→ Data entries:
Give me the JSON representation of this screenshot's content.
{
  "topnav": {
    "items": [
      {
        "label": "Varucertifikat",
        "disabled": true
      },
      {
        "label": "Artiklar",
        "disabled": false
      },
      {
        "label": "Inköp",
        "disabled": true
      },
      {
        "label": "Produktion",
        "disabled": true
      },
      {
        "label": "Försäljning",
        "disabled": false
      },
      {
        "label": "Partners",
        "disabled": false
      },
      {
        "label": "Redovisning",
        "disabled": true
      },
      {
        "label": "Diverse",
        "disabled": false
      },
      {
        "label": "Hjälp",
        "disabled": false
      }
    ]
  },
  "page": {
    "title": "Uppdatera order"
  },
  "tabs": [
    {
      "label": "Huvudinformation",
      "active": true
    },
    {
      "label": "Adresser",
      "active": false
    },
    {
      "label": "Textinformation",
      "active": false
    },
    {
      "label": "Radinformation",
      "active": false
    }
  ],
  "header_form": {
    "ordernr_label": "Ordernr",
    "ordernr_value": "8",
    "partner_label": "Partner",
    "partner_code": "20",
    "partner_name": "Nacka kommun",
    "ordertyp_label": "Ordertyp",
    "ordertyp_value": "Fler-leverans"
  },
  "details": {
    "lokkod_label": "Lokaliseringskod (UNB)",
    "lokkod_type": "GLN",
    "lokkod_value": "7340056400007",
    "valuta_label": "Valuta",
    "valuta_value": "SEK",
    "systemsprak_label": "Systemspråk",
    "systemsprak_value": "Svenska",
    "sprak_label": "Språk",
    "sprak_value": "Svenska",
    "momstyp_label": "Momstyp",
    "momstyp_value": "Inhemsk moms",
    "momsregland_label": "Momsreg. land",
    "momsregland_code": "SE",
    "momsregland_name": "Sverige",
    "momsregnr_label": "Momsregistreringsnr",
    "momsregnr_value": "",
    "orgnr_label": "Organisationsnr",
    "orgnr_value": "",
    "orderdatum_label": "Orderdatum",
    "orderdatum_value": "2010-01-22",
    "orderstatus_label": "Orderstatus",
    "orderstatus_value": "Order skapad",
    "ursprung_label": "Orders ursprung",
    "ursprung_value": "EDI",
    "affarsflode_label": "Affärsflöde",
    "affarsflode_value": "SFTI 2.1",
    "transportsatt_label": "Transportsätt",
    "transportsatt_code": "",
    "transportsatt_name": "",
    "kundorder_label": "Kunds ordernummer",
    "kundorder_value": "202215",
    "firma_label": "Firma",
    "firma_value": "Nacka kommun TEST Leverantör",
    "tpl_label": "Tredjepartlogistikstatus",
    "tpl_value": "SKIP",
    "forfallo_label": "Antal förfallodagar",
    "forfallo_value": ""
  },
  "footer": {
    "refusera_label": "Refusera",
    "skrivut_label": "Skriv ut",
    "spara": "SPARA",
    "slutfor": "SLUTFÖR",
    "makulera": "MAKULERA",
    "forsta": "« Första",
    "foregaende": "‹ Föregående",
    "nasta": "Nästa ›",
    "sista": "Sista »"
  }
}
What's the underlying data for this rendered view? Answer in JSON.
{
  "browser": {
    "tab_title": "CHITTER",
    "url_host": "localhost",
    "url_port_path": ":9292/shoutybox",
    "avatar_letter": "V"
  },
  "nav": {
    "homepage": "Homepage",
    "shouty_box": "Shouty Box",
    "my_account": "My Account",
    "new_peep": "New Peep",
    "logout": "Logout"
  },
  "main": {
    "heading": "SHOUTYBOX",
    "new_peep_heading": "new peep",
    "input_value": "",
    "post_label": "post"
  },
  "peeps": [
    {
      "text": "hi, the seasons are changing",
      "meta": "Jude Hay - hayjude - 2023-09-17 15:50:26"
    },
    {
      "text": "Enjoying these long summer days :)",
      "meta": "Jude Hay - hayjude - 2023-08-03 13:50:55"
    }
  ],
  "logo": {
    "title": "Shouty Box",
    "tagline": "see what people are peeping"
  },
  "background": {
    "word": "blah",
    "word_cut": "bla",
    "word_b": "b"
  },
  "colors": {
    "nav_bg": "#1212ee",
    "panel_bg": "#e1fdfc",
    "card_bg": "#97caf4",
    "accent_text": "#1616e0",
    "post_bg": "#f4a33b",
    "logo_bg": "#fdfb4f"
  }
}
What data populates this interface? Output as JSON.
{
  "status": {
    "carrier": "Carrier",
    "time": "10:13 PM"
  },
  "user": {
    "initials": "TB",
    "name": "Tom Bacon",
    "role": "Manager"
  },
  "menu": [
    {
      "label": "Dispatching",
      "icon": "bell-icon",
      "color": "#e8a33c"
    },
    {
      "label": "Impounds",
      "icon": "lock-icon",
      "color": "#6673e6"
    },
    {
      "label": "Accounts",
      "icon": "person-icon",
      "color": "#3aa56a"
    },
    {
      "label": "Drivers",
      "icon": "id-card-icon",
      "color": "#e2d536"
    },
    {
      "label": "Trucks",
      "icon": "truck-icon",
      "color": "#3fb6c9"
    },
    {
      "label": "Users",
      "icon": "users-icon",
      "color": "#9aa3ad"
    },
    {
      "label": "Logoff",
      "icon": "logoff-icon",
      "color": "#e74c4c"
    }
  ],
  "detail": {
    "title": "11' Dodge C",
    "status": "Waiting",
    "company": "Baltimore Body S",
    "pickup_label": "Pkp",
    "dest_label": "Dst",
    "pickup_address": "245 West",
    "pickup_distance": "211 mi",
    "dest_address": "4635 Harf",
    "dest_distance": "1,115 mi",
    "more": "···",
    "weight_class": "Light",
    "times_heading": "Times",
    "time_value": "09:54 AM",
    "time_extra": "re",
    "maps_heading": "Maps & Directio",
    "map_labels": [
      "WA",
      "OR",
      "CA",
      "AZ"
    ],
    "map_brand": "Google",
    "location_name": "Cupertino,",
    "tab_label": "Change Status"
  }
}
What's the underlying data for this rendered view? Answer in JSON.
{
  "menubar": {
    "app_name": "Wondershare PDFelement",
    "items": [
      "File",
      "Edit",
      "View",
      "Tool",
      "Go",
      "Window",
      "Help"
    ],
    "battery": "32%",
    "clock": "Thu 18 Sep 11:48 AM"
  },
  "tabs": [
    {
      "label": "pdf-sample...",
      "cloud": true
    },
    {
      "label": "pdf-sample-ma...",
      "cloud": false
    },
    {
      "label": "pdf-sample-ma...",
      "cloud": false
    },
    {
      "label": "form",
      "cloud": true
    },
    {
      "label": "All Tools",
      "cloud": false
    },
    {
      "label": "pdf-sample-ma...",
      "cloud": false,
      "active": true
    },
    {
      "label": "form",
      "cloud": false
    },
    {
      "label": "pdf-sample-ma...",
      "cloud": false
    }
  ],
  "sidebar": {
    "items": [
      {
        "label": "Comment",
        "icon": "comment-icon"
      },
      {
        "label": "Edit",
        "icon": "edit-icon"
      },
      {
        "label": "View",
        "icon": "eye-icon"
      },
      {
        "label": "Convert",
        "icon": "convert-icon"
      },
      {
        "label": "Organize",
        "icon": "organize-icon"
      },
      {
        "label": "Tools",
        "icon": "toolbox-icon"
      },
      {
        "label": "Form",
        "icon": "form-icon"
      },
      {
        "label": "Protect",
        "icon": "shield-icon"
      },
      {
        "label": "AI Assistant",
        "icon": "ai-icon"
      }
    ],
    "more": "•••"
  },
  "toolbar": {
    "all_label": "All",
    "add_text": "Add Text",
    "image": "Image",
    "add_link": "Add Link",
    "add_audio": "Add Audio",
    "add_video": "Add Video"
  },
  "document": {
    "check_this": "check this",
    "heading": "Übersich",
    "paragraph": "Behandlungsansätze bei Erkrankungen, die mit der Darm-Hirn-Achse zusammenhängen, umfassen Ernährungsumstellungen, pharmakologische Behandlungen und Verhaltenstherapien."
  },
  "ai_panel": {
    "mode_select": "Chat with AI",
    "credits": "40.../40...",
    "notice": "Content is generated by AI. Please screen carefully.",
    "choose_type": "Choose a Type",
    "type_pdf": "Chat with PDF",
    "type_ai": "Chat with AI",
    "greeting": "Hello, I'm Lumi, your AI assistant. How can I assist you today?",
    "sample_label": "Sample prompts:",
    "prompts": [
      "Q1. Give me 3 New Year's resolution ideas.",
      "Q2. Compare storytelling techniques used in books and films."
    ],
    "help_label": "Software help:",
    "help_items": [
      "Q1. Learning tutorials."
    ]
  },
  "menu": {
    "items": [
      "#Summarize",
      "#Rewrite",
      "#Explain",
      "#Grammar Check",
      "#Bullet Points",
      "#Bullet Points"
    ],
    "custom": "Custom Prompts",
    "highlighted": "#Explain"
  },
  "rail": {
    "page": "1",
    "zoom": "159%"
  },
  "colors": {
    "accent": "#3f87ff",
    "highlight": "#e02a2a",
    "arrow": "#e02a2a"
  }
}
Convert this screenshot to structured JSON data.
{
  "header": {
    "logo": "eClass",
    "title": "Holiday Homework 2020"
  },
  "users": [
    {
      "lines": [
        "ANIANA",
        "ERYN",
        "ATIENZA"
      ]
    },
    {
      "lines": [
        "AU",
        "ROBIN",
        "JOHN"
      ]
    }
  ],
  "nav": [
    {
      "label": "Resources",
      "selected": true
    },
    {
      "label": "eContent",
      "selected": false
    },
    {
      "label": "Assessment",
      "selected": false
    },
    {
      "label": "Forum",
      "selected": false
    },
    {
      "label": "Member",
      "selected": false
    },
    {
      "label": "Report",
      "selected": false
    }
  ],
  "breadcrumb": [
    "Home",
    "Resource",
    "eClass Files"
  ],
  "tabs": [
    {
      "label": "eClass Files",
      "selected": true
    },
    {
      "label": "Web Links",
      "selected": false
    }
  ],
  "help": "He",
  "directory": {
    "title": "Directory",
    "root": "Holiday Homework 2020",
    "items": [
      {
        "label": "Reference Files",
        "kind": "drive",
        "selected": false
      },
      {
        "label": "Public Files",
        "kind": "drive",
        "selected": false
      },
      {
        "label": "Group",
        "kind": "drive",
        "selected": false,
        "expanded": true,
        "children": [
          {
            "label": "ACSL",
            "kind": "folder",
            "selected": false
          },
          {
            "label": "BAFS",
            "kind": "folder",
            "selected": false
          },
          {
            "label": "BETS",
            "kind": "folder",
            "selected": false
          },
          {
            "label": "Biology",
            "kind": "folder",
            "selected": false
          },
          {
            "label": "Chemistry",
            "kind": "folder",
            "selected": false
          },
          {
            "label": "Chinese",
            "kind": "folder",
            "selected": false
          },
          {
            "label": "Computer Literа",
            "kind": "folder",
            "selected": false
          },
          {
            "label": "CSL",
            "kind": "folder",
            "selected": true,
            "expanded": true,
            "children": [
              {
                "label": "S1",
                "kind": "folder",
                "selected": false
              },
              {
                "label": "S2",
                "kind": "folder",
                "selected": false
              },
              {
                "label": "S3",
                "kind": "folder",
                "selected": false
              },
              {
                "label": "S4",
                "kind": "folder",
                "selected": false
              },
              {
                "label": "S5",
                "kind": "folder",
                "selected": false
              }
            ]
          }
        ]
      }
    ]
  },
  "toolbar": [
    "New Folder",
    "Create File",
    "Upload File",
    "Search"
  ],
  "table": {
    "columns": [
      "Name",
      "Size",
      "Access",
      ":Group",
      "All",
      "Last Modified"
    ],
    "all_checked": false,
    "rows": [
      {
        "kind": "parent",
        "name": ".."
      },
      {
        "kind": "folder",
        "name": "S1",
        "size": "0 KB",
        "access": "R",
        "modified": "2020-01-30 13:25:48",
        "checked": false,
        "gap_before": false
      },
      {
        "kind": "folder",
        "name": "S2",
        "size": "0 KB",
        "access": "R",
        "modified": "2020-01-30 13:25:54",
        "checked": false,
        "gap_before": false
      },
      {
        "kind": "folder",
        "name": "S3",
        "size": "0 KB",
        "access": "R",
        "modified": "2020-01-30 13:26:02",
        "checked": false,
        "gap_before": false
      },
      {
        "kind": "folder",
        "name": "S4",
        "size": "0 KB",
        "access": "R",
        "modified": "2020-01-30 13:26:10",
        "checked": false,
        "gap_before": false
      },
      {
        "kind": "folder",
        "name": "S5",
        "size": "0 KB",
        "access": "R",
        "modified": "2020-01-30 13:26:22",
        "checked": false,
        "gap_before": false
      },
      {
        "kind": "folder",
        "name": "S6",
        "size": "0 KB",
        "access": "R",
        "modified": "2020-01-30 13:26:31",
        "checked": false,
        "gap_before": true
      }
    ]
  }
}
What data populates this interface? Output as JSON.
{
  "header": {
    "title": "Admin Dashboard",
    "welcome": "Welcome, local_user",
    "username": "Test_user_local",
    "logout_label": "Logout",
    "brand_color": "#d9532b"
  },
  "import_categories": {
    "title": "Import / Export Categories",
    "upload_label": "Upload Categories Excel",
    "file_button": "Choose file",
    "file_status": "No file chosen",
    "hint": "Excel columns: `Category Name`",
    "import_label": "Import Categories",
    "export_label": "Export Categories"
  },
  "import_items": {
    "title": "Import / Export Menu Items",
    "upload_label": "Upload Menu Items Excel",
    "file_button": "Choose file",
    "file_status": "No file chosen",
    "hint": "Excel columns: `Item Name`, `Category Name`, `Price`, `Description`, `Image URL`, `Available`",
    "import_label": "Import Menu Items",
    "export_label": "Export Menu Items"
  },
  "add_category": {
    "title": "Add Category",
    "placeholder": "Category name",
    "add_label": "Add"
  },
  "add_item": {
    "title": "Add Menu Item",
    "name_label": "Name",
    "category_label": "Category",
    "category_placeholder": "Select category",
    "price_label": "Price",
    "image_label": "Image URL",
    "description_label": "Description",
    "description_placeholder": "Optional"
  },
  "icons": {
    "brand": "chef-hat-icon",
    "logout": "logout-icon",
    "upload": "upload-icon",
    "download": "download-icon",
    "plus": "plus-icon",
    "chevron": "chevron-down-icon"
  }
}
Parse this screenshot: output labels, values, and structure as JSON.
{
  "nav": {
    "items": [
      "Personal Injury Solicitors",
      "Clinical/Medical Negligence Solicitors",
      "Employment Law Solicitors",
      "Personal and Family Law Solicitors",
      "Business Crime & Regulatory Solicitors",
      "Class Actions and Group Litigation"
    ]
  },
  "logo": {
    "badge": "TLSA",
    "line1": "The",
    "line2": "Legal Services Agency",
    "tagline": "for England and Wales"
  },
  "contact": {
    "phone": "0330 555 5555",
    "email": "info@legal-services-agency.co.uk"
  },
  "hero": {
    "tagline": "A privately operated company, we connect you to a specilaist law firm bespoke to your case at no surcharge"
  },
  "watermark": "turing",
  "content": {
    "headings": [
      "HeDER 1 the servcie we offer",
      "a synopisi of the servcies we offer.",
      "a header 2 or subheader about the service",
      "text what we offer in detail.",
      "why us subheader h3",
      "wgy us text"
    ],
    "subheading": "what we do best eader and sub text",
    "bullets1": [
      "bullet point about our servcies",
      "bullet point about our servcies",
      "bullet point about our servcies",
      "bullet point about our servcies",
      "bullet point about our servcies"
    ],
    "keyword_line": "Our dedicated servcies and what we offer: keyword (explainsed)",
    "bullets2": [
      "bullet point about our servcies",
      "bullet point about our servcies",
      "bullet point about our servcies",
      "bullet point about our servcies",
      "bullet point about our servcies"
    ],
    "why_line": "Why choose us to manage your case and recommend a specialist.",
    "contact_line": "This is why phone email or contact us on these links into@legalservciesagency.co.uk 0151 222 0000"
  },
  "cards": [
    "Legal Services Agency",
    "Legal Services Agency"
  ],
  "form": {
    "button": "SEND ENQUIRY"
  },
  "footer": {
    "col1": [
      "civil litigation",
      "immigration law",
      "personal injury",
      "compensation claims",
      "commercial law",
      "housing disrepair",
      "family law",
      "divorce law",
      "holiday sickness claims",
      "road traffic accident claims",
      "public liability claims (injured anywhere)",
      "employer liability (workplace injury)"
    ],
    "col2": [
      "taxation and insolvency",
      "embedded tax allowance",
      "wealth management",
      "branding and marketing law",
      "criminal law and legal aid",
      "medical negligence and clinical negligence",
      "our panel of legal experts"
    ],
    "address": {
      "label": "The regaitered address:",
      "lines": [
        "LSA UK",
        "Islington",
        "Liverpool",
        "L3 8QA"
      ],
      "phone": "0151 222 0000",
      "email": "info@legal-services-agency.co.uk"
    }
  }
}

→ What is expected: Scan the material line by line and report each one that contains "hint".

→ Solution to this problem:
    "hint": "Excel columns: `Category Name`",
    "hint": "Excel columns: `Item Name`, `Category Name`, `Price`, `Description`, `Image URL`, `Available`",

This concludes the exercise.